Dataset entries:
BEGIN
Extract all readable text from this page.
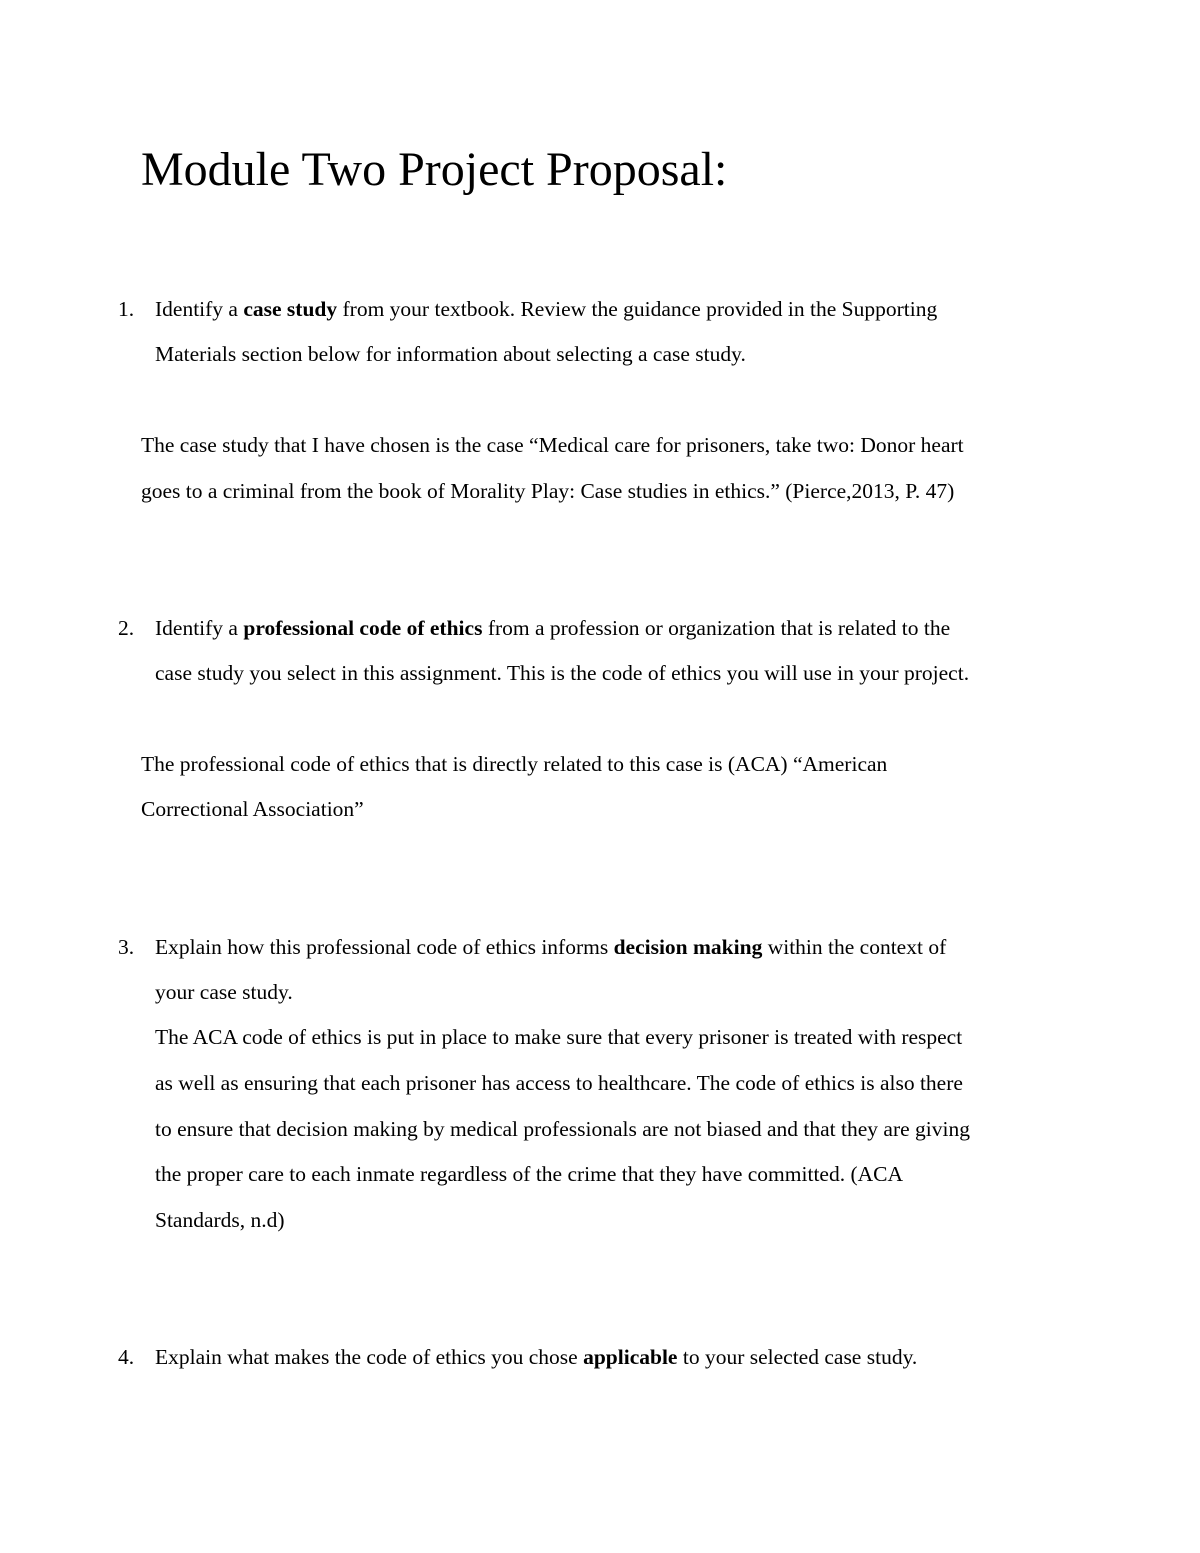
Module Two Project Proposal:
1. Identify a case study from your textbook. Review the guidance provided in the Supporting

Materials section below for information about selecting a case study.

The case study that I have chosen is the case “Medical care for prisoners, take two: Donor heart

goes to a criminal from the book of Morality Play: Case studies in ethics.” (Pierce,2013, P. 47)

2. Identify a professional code of ethics from a profession or organization that is related to the

case study you select in this assignment. This is the code of ethics you will use in your project.

The professional code of ethics that is directly related to this case is (ACA) “American

Correctional Association”

3. Explain how this professional code of ethics informs decision making within the context of

your case study.

The ACA code of ethics is put in place to make sure that every prisoner is treated with respect

as well as ensuring that each prisoner has access to healthcare. The code of ethics is also there

to ensure that decision making by medical professionals are not biased and that they are giving

the proper care to each inmate regardless of the crime that they have committed. (ACA

Standards, n.d)

4. Explain what makes the code of ethics you chose applicable to your selected case study.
END
Task description:
All of the records need repeating exactly, except for the pictures.

Reply to the task:
Extract all readable text from this page.
Module Two Project Proposal:
1. Identify a case study from your textbook. Review the guidance provided in the Supporting

Materials section below for information about selecting a case study.

The case study that I have chosen is the case “Medical care for prisoners, take two: Donor heart

goes to a criminal from the book of Morality Play: Case studies in ethics.” (Pierce,2013, P. 47)

2. Identify a professional code of ethics from a profession or organization that is related to the

case study you select in this assignment. This is the code of ethics you will use in your project.

The professional code of ethics that is directly related to this case is (ACA) “American

Correctional Association”

3. Explain how this professional code of ethics informs decision making within the context of

your case study.

The ACA code of ethics is put in place to make sure that every prisoner is treated with respect

as well as ensuring that each prisoner has access to healthcare. The code of ethics is also there

to ensure that decision making by medical professionals are not biased and that they are giving

the proper care to each inmate regardless of the crime that they have committed. (ACA

Standards, n.d)

4. Explain what makes the code of ethics you chose applicable to your selected case study.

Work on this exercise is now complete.